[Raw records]

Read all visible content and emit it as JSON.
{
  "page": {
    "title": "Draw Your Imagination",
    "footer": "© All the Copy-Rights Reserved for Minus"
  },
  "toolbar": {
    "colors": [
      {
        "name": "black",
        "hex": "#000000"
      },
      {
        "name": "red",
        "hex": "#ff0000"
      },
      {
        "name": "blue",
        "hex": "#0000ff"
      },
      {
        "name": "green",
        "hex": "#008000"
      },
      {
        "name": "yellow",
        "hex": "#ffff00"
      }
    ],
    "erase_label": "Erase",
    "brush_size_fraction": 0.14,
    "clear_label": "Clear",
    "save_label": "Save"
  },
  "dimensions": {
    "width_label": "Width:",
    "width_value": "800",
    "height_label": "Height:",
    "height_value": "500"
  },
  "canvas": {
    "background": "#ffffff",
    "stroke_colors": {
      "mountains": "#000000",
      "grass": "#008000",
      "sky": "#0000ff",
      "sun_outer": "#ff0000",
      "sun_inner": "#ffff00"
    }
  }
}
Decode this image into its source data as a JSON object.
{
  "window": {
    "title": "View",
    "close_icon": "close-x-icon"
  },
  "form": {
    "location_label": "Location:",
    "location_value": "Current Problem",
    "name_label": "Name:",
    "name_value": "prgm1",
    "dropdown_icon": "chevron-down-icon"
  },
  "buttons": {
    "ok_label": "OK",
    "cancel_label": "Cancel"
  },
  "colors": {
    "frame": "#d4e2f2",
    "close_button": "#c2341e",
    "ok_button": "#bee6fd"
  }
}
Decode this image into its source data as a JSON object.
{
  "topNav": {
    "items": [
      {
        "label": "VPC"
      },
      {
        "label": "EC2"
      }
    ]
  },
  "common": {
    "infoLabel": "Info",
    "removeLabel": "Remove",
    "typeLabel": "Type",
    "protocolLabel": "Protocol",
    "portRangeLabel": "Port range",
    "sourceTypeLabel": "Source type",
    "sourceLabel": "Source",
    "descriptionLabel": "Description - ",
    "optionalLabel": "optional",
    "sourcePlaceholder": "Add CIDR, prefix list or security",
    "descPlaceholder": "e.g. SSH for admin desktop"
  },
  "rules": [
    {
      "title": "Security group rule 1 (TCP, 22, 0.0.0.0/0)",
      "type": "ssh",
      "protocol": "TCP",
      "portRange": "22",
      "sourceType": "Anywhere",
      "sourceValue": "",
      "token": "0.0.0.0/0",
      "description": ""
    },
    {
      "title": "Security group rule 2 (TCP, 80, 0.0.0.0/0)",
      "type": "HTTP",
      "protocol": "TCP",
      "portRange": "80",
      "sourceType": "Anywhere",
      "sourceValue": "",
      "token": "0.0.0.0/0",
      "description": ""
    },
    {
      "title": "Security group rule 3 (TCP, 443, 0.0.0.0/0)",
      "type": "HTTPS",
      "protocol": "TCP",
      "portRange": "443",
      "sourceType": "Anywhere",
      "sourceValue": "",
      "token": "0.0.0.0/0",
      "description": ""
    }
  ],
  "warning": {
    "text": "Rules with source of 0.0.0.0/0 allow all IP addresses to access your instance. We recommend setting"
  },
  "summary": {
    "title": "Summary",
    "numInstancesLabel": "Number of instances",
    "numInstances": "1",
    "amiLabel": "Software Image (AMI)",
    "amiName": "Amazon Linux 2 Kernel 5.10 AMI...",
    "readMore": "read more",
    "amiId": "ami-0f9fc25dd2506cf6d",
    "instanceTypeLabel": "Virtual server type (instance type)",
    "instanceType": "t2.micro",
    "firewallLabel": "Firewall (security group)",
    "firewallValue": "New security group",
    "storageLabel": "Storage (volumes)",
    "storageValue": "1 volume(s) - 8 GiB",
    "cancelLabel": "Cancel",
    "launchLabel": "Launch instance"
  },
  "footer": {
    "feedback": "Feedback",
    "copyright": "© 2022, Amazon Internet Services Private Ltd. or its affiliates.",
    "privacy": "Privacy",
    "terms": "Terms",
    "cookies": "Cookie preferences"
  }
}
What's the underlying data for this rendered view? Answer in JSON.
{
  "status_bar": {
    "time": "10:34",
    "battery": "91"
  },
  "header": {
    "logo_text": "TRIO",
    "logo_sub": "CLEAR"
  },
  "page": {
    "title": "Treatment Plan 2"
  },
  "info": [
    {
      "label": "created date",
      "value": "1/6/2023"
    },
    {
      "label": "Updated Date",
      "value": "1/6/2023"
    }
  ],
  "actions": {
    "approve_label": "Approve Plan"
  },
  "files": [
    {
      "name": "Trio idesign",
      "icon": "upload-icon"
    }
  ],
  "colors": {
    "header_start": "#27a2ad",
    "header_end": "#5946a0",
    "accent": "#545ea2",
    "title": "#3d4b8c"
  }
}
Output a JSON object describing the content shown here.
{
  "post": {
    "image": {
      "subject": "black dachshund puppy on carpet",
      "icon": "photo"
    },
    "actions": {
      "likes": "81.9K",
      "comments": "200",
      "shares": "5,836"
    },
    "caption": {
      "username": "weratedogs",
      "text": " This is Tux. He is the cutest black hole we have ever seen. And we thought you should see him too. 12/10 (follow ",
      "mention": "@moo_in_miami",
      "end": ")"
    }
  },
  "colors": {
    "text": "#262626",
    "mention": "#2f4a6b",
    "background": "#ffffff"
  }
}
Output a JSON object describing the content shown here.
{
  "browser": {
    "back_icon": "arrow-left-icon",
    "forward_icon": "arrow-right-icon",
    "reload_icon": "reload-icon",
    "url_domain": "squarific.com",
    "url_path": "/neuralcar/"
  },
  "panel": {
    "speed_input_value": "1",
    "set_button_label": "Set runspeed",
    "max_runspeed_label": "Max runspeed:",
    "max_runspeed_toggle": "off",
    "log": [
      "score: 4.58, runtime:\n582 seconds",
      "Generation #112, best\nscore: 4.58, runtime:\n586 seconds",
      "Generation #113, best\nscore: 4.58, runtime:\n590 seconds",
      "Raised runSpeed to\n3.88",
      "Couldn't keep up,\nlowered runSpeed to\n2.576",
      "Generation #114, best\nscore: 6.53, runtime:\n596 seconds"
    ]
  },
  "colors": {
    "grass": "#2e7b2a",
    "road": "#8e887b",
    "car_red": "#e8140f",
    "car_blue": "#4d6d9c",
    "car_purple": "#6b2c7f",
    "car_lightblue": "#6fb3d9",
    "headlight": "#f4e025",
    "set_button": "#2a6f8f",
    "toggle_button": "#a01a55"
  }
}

# Aim:
Using the data above, copy each line that contains "black".

# Finished answer:
        "name": "black",
      "subject": "black dachshund puppy on carpet",
      "text": " This is Tux. He is the cutest black hole we have ever seen. And we thought you should see him too. 12/10 (follow ",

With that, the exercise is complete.